In the mailing-list thread below, what does Mark say happens when he boots from an Ubuntu Live 9.10 CD?

*Source excerpt*
* * * *
From: Mark on
Oh, and if I boot to an Ubuntu Live 9.10 CD it connects no problem. What
the what??
From: Arthur Machlas on
On Tue, Jan 19, 2010 at 10:44 PM, Mark <mamarcac(a)gmail.com> wrote:

> Oh, and if I boot to an Ubuntu Live 9.10 CD it connects no problem. What
> the what??
>

Hi, me again. You know, the guy who said it wasn't worth the trouble. That
it's better to use aptitude after the fact. Yeah... hey.

Good news is I eventually found a simple answer on google. Bad news is it
was some time ago, don't remember how or where I found it. Essentially I had
to clean out some config files that weren't set up properly by installing
firmware during the before any parts of the system were actually installed.

Best,
Arthur
From: Mark on
On Tue, Jan 19, 2010 at 9:54 PM, Arthur Machlas <arthur.machlas(a)gmail.com>wrote:

>
>
> On Tue, Jan 19, 2010 at 10:44 PM, Mark <mamarcac(a)gmail.com> wrote:
>
>> Oh, and if I boot to an Ubuntu Live 9.10 CD it connects no problem. What
>> the what??
>>
>
> Hi, me again. You know, the guy who said it wasn't worth the trouble. That
> it's better to use aptitude after the fact. Yeah... hey.
>
> Good news is I eventually found a simple answer on google. Bad news is it
> was some time ago, don't remember how or where I found it. Essentially I had
> to clean out some config files that weren't set up properly by installing
> firmware during the before any parts of the system were actually installed.
* * * *
*Given information*
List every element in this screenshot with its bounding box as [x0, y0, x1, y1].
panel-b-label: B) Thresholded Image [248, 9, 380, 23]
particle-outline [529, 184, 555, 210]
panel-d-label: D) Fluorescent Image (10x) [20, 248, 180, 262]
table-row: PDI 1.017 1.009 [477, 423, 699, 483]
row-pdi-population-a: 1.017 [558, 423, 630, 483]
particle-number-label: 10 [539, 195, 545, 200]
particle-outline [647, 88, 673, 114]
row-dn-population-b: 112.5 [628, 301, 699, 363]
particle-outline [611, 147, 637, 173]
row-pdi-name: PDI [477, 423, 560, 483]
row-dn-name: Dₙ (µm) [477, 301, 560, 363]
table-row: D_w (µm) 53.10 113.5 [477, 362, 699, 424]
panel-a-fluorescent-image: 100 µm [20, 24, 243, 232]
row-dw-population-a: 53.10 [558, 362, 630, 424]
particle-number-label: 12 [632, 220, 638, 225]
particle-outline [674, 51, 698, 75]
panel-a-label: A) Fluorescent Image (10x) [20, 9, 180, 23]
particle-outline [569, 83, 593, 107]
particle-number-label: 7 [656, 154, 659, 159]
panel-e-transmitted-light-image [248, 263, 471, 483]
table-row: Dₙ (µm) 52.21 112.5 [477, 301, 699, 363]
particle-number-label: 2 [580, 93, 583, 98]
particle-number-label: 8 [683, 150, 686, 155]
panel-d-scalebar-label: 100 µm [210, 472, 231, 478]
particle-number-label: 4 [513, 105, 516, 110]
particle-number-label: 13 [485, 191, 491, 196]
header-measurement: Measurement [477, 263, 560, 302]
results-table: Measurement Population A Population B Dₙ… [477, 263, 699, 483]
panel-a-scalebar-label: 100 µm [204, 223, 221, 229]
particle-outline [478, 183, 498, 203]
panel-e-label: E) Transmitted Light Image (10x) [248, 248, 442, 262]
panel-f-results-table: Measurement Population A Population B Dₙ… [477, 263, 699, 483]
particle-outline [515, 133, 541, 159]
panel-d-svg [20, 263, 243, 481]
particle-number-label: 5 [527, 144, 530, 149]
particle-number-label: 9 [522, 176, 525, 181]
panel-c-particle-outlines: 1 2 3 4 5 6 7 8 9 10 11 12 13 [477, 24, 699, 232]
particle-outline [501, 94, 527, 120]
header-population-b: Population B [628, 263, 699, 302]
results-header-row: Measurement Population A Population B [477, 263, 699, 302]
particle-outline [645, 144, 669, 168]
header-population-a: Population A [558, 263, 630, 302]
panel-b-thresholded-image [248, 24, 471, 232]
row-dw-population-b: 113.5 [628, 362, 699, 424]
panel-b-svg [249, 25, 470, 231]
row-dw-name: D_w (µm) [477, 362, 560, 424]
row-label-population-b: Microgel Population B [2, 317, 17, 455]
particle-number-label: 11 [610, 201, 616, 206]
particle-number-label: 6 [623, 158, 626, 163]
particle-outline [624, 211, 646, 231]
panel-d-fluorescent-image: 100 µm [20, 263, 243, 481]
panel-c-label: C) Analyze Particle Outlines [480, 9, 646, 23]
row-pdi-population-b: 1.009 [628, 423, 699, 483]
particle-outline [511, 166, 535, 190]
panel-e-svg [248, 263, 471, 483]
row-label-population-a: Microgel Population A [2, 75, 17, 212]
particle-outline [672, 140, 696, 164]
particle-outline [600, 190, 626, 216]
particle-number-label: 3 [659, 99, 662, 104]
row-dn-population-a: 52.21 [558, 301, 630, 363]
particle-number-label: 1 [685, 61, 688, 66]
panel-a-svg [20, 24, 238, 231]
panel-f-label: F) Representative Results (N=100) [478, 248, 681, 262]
* * * *
*Final result*
It connects with no problem.